===== Trecho do documento

A partir de 2020, evoluiu para o Plano ABC+, ampliando metas e escopo até 2030. A nova versão reforça o foco em intensificação sustentável, adaptação às mudanças climáticas e ampliação da escala das tecnologias de baixo carbono. Entre as mudanças, estão o aumento da meta de recuperação de pastagens degradadas (de 15 para 30 milhões de hectares) e a incorporação de práticas ligadas à bioeconomia, à restauração florestal e ao uso de métricas mais robustas para monitorar emissões e remoções de carbono.
Como explicou o coordenador do Centro de Estudos do Agronegócio da Fundação Getúlio Vargas (FGV), Guilherme Bastos, em participação no evento realizado pelo Cebri, o ABC+ também se integra ao RenovAgro [Programa para Redução da Emissão de Gases de Efeito Estufa na Agricultura] dentro do Plano Safra, ampliando linhas de crédito para recuperação de pastagens e recomposição de matas nativas. “É uma oportunidade de mostrar ao mundo que o Brasil pode atender à demanda crescente por alimentos sem desmatar”, afirmou.
Lançado em dezembro de 2023, o Programa Nacional de Conversão de Pastagens Degradadas (PNCPD) é parte da estratégia do governo federal para ampliar as metas já existentes no Plano ABC+ e dar mais escala à recuperação de pastagens degradadas — uma prioridade tanto para aumentar a produtividade, quanto para reduzir pressões sobre novos desmatamentos. Atuando com um braço operacional, seu foco é recuperar e converter 40 milhões de hectares de pastagens improdutivas em 10 anos. O programa começou a ser implementado em 2024, com a definição de regras operacionais e articulação com agentes financeiros e estados.
Tecnologia e rastreabilidade

A inovação e a tecnologia são outras frentes que se destacam na trajetória de evolução do setor. Como observou o vice-presidente da Associação Brasileira do Agronegócio (ABAG), Ingo Plöger, na matéria do Agrishow Digital, já há startups brasileiras utilizando Inteligência Artificial para reduzir o uso de insumos, como herbicidas, em lavouras.
Na pecuária, a rastreabilidade deve avançar com o Plano Nacional de Identificação Individual (PNIB), lançado em 2024 pelo Ministério da Agricultura e Pecuária (Mapa). Depois de cerca de 20 anos em debate, o sistema de monitoramento passa a ter adesão obrigatória a partir de 2027, com expectativa de pleno funcionamento até 2032.
De acordo com a Associação Brasileira das Indústrias Exportadoras de Carnes (Abiec), embora o programa represente novos custos aos produtores, trata-se de um avanço estratégico: permitirá acompanhar cada animal desde o nascimento até o abate, atendendo às demandas globais por segurança e transparência.

==========

◆ Problemas e tarefas
1. Retorne sem nenhuma alteração a parte do trecho sobre o agronegócio sustentável que vai de "Tecnologia e rastreabilidade" a "herbicidas, em lavouras.".
2. Retome o trecho sobre o agronegócio sustentável e escreva a continuação a partir da última frase.

===== Dados fornecidos

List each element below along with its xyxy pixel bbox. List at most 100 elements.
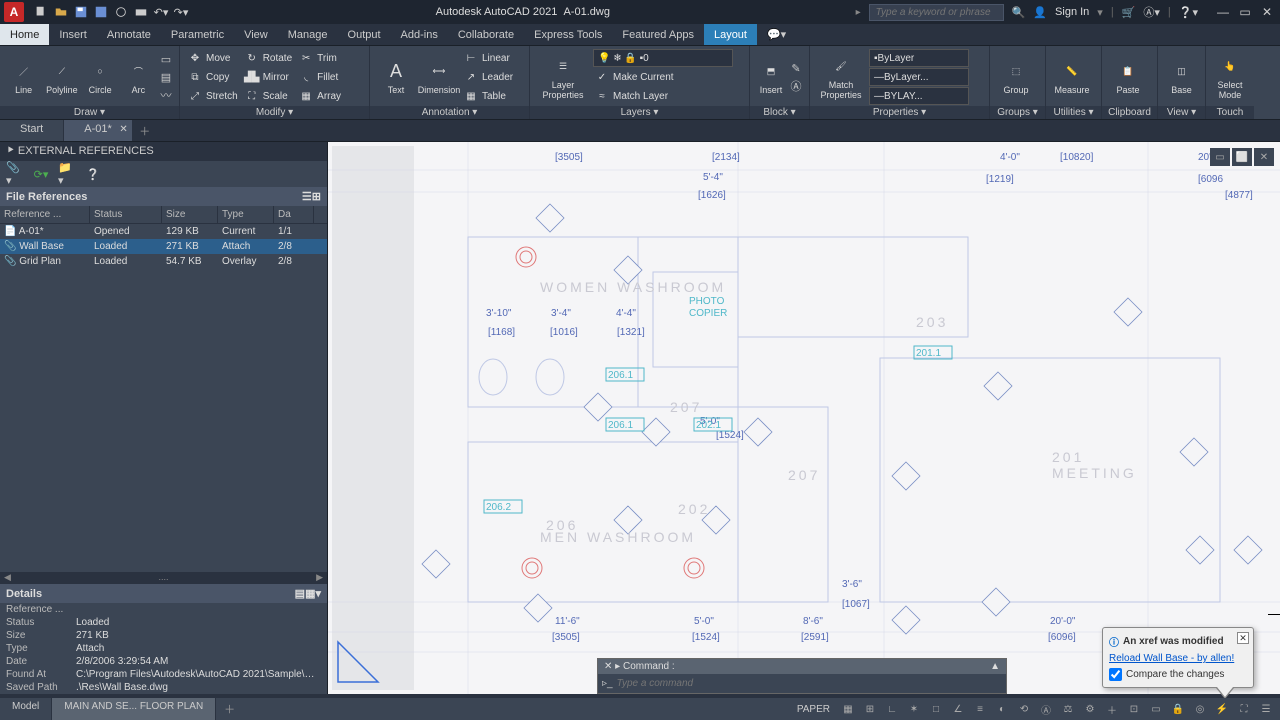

==========

◆ Respostas por tarefa
1.
Tecnologia e rastreabilidade

A inovação e a tecnologia são outras frentes que se destacam na trajetória de evolução do setor. Como observou o vice-presidente da Associação Brasileira do Agronegócio (ABAG), Ingo Plöger, na matéria do Agrishow Digital, já há startups brasileiras utilizando Inteligência Artificial para reduzir o uso de insumos, como herbicidas, em lavouras.

2.
Segundo a diretora global de sustentabilidade da Minerva Foods, Marta Giannichi, a rastreabilidade tornou-se um assunto muito presente para atender às exigências do mercado e dar transparência à cadeia, a exemplo da regulamentação da União Europeia – EUDR. “Se eu falo para um player grande sobre projeto de carbono — redução de emissão, aditivo para reduzir fermentação entérica, programa de engajamento para recuperar e rotacionar pasto, linha de financiamento diferenciada para o pecuarista — ele responde: ‘como vocês consideram a rastreabilidade desde o nascimento?’. Então estamos desenvolvendo esforços unificados que abordam ambas temáticas: redução de emissões e rastreabilidade nos nossos programas, como o Renove”.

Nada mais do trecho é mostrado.